What is asked — Extract each line of the records below that contains the word "arcmin".
___ Excerpted records
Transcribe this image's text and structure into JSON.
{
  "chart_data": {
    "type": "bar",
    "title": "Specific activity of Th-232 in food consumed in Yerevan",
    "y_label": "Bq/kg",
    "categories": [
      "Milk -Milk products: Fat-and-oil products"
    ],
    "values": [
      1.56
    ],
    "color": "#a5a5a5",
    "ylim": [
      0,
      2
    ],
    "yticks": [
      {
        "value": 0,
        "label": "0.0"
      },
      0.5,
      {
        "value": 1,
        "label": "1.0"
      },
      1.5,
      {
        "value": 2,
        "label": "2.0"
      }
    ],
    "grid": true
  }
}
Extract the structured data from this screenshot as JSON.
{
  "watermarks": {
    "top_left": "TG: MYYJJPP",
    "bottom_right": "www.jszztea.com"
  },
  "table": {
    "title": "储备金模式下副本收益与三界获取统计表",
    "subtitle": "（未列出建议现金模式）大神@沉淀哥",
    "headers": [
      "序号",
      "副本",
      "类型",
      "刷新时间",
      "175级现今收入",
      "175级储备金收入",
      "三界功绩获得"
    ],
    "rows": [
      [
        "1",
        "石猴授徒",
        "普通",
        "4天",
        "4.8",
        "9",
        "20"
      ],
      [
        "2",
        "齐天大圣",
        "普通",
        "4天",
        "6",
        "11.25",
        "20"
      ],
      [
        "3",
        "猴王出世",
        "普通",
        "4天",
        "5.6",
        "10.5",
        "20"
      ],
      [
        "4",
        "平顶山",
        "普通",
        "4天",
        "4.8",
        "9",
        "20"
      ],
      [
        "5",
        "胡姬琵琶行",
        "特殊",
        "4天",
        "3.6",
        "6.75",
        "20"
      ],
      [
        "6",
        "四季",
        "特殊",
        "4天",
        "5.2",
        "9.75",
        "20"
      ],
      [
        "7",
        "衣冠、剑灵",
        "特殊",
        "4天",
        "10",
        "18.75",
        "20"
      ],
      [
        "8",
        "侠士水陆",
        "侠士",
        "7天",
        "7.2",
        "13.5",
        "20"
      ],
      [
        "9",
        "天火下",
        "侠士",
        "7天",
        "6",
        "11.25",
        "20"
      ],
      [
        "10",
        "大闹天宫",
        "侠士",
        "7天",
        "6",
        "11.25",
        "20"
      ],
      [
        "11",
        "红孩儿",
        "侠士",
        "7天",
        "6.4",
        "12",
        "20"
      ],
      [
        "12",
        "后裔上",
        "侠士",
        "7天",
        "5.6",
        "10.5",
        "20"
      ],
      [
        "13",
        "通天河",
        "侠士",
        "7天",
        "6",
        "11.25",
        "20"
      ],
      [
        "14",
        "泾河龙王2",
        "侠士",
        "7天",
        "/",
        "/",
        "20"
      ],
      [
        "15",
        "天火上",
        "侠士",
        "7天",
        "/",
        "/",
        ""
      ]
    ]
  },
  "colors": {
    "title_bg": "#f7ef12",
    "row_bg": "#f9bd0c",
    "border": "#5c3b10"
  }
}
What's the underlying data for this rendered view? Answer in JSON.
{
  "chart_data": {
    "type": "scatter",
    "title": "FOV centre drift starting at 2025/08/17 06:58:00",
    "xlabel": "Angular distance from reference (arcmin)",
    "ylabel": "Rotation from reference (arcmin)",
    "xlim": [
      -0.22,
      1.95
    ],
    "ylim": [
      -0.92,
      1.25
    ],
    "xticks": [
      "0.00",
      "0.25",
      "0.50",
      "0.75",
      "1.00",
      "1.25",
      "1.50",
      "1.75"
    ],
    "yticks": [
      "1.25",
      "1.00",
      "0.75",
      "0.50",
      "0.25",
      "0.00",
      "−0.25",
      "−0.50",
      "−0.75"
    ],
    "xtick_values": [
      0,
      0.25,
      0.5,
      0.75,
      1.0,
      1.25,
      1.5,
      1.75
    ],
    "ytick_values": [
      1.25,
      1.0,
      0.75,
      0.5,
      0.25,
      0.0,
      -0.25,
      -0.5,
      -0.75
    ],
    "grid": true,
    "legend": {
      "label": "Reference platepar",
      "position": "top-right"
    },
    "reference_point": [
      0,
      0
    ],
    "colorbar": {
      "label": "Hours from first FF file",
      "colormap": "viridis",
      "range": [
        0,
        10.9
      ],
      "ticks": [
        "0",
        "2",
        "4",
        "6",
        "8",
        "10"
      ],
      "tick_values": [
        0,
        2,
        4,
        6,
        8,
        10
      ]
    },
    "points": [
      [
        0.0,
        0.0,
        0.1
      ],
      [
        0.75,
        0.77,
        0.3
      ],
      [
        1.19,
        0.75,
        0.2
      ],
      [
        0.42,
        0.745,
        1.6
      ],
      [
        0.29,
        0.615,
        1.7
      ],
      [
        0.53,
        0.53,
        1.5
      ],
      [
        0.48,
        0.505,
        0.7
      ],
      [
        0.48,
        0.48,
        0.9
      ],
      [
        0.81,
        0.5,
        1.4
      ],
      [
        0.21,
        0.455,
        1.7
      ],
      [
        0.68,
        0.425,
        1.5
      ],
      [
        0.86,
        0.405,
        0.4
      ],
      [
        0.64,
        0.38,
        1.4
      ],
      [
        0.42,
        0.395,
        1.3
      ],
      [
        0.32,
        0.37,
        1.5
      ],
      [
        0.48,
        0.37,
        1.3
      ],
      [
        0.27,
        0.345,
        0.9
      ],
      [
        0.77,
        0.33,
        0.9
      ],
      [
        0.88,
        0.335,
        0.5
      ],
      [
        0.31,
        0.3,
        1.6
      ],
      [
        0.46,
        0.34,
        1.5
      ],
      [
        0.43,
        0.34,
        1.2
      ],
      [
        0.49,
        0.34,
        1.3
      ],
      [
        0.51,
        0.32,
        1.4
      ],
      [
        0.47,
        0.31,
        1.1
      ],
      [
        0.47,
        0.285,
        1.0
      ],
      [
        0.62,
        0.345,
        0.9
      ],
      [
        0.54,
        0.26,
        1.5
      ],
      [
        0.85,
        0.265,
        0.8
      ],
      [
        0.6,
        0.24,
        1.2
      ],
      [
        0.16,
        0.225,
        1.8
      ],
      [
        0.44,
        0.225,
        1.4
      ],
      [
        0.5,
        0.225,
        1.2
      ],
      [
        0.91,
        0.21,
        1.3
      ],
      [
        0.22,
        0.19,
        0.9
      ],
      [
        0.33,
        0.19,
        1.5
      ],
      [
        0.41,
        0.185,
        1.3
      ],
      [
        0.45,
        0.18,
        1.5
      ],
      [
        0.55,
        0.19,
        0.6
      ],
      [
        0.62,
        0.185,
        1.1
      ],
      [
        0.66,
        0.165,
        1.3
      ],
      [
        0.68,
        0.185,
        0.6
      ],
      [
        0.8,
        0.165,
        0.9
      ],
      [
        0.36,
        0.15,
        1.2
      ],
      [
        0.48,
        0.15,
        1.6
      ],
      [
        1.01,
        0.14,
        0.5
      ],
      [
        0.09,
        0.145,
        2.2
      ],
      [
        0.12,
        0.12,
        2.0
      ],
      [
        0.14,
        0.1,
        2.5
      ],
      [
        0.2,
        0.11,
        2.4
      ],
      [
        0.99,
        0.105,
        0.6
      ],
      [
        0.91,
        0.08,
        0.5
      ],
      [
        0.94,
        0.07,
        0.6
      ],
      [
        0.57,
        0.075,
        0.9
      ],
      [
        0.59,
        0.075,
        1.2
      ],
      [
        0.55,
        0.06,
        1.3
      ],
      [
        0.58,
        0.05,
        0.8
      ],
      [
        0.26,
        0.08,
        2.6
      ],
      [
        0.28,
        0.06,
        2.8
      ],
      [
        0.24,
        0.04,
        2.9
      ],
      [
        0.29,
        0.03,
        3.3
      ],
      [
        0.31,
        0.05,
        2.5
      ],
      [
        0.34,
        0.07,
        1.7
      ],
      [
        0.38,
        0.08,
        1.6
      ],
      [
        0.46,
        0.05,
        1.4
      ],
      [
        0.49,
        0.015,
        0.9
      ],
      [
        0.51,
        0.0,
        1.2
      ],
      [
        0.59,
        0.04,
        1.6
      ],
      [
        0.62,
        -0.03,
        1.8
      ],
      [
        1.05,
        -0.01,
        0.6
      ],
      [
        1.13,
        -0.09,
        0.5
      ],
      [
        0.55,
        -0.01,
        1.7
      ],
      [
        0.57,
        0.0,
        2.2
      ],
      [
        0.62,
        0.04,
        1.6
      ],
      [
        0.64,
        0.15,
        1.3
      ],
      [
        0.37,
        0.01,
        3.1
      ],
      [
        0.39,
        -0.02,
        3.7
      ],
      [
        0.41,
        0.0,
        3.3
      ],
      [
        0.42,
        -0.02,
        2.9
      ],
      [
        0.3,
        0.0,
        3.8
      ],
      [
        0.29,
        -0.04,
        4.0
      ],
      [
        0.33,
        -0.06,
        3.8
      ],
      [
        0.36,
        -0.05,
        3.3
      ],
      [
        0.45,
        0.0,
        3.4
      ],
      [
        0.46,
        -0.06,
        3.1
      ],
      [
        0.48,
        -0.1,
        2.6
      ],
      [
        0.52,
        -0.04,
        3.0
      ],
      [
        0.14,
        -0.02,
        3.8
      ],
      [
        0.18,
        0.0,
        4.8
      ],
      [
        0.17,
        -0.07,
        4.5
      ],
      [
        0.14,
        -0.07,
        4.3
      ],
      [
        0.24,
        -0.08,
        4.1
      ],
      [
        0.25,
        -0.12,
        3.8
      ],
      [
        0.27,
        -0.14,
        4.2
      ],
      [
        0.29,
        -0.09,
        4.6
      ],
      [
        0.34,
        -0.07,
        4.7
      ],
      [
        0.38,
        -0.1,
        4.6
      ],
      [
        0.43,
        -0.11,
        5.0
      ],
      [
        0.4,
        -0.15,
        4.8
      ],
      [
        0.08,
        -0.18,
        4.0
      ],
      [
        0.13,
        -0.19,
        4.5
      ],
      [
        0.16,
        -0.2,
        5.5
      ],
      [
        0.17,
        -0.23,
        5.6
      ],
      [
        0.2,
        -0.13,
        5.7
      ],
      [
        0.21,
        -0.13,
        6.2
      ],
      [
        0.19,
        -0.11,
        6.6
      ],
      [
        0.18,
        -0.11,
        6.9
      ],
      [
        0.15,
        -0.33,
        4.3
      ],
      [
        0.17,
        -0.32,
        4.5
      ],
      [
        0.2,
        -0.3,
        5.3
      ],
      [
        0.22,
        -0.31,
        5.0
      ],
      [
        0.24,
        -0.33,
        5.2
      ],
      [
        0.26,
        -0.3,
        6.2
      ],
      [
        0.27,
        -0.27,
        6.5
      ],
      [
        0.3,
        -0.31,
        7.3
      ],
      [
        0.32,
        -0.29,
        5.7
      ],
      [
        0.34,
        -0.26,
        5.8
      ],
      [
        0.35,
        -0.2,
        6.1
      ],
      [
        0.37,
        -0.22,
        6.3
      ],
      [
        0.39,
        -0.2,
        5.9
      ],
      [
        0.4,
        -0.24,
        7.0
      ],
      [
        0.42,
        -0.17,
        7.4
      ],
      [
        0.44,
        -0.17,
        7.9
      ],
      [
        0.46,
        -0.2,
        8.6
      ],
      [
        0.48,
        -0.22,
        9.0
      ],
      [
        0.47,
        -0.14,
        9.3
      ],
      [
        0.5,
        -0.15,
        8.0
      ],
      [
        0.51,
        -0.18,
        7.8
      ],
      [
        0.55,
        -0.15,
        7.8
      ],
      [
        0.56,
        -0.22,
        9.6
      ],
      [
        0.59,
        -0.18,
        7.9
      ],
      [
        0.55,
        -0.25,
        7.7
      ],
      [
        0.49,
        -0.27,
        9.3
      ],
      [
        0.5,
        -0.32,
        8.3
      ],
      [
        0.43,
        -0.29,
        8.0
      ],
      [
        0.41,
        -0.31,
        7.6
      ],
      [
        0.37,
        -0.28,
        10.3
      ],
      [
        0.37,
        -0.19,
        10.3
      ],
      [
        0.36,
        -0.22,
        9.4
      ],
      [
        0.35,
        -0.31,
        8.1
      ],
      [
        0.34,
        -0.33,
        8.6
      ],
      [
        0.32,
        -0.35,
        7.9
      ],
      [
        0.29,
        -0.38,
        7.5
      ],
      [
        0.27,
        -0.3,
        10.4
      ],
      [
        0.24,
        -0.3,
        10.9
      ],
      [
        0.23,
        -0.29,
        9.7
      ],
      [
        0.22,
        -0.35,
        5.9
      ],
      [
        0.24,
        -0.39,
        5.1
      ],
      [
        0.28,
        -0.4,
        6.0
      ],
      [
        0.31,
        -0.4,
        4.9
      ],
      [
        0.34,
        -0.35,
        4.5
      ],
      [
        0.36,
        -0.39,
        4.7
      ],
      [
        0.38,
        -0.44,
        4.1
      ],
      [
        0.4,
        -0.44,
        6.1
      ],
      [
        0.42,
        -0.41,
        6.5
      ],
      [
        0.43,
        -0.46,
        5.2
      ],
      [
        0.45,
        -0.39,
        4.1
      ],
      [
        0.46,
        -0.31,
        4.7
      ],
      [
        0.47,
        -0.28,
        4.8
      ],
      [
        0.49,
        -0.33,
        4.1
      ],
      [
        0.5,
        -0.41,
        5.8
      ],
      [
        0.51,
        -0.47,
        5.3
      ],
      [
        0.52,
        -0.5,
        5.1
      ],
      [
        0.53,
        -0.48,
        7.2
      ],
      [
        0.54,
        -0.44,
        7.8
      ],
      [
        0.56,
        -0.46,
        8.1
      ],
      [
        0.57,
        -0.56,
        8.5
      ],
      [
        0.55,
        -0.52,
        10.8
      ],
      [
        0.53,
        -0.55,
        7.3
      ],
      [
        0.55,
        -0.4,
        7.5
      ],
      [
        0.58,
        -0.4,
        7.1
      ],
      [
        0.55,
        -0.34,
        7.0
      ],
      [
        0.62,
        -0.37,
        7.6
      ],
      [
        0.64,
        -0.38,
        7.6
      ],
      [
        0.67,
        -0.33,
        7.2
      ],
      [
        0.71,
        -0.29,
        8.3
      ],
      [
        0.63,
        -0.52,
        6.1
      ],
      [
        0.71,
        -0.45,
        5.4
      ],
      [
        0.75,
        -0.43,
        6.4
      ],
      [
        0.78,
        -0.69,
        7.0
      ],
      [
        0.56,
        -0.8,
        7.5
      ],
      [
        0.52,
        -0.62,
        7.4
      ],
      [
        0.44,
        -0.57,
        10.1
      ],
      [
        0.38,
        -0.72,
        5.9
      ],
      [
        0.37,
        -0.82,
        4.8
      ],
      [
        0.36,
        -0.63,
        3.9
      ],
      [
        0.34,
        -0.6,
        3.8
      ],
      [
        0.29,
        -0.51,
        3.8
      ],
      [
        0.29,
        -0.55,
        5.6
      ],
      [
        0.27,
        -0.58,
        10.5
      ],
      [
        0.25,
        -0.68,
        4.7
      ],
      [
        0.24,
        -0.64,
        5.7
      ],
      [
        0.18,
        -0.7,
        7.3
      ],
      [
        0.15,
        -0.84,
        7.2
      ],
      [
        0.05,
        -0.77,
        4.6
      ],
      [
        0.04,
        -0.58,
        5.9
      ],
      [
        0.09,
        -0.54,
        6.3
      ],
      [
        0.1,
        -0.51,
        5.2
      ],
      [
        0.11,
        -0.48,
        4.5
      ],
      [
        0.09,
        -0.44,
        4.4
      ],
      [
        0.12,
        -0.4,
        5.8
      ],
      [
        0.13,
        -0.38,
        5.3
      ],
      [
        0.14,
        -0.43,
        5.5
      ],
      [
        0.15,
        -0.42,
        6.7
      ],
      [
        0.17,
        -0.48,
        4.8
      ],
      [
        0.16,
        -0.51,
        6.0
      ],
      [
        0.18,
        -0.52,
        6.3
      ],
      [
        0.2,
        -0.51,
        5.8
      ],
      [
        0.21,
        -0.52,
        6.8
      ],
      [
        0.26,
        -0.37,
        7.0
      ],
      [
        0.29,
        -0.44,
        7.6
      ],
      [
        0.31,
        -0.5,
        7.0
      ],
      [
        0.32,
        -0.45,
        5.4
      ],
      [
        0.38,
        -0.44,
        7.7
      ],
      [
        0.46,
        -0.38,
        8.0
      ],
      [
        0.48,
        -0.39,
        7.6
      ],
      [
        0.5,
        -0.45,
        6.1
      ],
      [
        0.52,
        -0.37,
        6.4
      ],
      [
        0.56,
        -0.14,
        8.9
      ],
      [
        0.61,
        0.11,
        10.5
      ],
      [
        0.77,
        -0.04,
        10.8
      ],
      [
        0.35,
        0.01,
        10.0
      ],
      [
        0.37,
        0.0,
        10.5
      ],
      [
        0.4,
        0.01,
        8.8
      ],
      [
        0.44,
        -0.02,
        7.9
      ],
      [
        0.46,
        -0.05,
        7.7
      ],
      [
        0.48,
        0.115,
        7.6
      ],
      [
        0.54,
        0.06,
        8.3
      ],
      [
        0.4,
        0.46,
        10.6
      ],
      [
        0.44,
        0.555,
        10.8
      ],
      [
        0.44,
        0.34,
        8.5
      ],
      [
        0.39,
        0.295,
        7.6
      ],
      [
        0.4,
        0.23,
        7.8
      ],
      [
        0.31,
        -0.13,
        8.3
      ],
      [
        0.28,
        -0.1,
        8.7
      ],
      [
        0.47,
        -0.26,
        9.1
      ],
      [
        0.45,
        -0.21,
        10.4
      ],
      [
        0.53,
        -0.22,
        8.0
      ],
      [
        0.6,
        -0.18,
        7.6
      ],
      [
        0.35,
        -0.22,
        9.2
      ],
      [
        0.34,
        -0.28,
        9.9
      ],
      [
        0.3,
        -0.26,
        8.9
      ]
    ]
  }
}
______
Reply —
    "xlabel": "Angular distance from reference (arcmin)",
    "ylabel": "Rotation from reference (arcmin)",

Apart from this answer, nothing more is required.